* Dataset entries *

· · · ·

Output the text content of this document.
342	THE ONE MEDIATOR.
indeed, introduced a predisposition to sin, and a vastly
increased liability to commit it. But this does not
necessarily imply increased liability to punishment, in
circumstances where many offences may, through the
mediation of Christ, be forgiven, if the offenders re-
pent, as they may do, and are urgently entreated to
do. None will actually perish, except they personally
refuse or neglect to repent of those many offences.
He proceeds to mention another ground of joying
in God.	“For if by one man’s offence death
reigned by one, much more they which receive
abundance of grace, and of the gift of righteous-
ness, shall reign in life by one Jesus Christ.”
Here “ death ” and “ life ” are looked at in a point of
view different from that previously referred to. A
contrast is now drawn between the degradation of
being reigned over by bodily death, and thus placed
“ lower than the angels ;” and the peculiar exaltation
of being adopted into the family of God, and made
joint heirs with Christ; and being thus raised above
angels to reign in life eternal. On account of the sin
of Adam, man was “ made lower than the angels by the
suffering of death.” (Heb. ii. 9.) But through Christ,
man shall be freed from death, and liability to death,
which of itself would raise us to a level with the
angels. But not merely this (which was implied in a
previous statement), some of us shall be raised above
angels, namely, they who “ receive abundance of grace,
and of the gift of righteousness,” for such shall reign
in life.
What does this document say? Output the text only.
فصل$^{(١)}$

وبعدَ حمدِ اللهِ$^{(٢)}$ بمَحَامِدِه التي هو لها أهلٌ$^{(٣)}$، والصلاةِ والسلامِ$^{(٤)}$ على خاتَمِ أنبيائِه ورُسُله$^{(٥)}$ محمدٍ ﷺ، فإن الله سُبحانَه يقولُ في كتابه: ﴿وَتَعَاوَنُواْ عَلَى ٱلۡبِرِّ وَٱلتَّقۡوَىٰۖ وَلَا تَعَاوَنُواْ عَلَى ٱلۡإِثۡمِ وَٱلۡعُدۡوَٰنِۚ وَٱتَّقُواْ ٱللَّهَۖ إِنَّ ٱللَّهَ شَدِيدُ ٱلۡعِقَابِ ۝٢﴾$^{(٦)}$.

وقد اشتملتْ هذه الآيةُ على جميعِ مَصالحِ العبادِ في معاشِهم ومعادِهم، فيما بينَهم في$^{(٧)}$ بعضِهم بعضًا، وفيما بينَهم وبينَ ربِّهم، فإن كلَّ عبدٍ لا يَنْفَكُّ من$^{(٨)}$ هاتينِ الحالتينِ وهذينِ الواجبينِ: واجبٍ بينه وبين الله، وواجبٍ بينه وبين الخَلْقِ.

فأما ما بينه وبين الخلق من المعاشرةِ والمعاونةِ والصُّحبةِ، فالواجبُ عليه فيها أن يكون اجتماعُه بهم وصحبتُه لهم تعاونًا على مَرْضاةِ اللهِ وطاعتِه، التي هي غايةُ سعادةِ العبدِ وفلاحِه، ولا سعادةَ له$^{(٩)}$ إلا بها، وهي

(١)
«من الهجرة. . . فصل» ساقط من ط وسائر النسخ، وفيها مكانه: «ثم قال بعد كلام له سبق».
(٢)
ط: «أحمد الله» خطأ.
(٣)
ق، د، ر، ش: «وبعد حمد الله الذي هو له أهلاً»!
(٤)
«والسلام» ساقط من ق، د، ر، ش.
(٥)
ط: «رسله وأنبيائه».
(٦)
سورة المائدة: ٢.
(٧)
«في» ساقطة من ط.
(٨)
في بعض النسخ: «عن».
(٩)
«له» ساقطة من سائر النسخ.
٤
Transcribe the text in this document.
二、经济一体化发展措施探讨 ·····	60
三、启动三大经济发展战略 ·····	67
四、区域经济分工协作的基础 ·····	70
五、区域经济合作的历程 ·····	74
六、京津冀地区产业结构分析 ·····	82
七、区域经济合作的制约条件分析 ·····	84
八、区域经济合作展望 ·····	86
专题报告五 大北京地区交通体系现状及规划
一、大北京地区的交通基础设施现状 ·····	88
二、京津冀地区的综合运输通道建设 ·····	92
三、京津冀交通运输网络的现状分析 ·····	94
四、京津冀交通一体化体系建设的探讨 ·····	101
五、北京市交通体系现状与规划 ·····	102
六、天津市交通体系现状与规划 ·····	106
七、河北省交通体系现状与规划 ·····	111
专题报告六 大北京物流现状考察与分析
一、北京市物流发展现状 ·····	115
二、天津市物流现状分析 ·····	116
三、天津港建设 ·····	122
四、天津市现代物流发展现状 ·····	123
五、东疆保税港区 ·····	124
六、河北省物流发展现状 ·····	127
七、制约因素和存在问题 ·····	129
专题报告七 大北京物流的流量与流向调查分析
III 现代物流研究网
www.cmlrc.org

· · · ·

* The problem *
Output all records verbatim.

* Written response *
Output the text content of this document.
342	THE ONE MEDIATOR.
indeed, introduced a predisposition to sin, and a vastly
increased liability to commit it. But this does not
necessarily imply increased liability to punishment, in
circumstances where many offences may, through the
mediation of Christ, be forgiven, if the offenders re-
pent, as they may do, and are urgently entreated to
do. None will actually perish, except they personally
refuse or neglect to repent of those many offences.
He proceeds to mention another ground of joying
in God.	“For if by one man’s offence death
reigned by one, much more they which receive
abundance of grace, and of the gift of righteous-
ness, shall reign in life by one Jesus Christ.”
Here “ death ” and “ life ” are looked at in a point of
view different from that previously referred to. A
contrast is now drawn between the degradation of
being reigned over by bodily death, and thus placed
“ lower than the angels ;” and the peculiar exaltation
of being adopted into the family of God, and made
joint heirs with Christ; and being thus raised above
angels to reign in life eternal. On account of the sin
of Adam, man was “ made lower than the angels by the
suffering of death.” (Heb. ii. 9.) But through Christ,
man shall be freed from death, and liability to death,
which of itself would raise us to a level with the
angels. But not merely this (which was implied in a
previous statement), some of us shall be raised above
angels, namely, they who “ receive abundance of grace,
and of the gift of righteousness,” for such shall reign
in life.
What does this document say? Output the text only.
فصل$^{(١)}$

وبعدَ حمدِ اللهِ$^{(٢)}$ بمَحَامِدِه التي هو لها أهلٌ$^{(٣)}$، والصلاةِ والسلامِ$^{(٤)}$ على خاتَمِ أنبيائِه ورُسُله$^{(٥)}$ محمدٍ ﷺ، فإن الله سُبحانَه يقولُ في كتابه: ﴿وَتَعَاوَنُواْ عَلَى ٱلۡبِرِّ وَٱلتَّقۡوَىٰۖ وَلَا تَعَاوَنُواْ عَلَى ٱلۡإِثۡمِ وَٱلۡعُدۡوَٰنِۚ وَٱتَّقُواْ ٱللَّهَۖ إِنَّ ٱللَّهَ شَدِيدُ ٱلۡعِقَابِ ۝٢﴾$^{(٦)}$.

وقد اشتملتْ هذه الآيةُ على جميعِ مَصالحِ العبادِ في معاشِهم ومعادِهم، فيما بينَهم في$^{(٧)}$ بعضِهم بعضًا، وفيما بينَهم وبينَ ربِّهم، فإن كلَّ عبدٍ لا يَنْفَكُّ من$^{(٨)}$ هاتينِ الحالتينِ وهذينِ الواجبينِ: واجبٍ بينه وبين الله، وواجبٍ بينه وبين الخَلْقِ.

فأما ما بينه وبين الخلق من المعاشرةِ والمعاونةِ والصُّحبةِ، فالواجبُ عليه فيها أن يكون اجتماعُه بهم وصحبتُه لهم تعاونًا على مَرْضاةِ اللهِ وطاعتِه، التي هي غايةُ سعادةِ العبدِ وفلاحِه، ولا سعادةَ له$^{(٩)}$ إلا بها، وهي

(١)
«من الهجرة. . . فصل» ساقط من ط وسائر النسخ، وفيها مكانه: «ثم قال بعد كلام له سبق».
(٢)
ط: «أحمد الله» خطأ.
(٣)
ق، د، ر، ش: «وبعد حمد الله الذي هو له أهلاً»!
(٤)
«والسلام» ساقط من ق، د، ر، ش.
(٥)
ط: «رسله وأنبيائه».
(٦)
سورة المائدة: ٢.
(٧)
«في» ساقطة من ط.
(٨)
في بعض النسخ: «عن».
(٩)
«له» ساقطة من سائر النسخ.
٤
Transcribe the text in this document.
二、经济一体化发展措施探讨 ·····	60
三、启动三大经济发展战略 ·····	67
四、区域经济分工协作的基础 ·····	70
五、区域经济合作的历程 ·····	74
六、京津冀地区产业结构分析 ·····	82
七、区域经济合作的制约条件分析 ·····	84
八、区域经济合作展望 ·····	86
专题报告五 大北京地区交通体系现状及规划
一、大北京地区的交通基础设施现状 ·····	88
二、京津冀地区的综合运输通道建设 ·····	92
三、京津冀交通运输网络的现状分析 ·····	94
四、京津冀交通一体化体系建设的探讨 ·····	101
五、北京市交通体系现状与规划 ·····	102
六、天津市交通体系现状与规划 ·····	106
七、河北省交通体系现状与规划 ·····	111
专题报告六 大北京物流现状考察与分析
一、北京市物流发展现状 ·····	115
二、天津市物流现状分析 ·····	116
三、天津港建设 ·····	122
四、天津市现代物流发展现状 ·····	123
五、东疆保税港区 ·····	124
六、河北省物流发展现状 ·····	127
七、制约因素和存在问题 ·····	129
专题报告七 大北京物流的流量与流向调查分析
III 现代物流研究网
www.cmlrc.org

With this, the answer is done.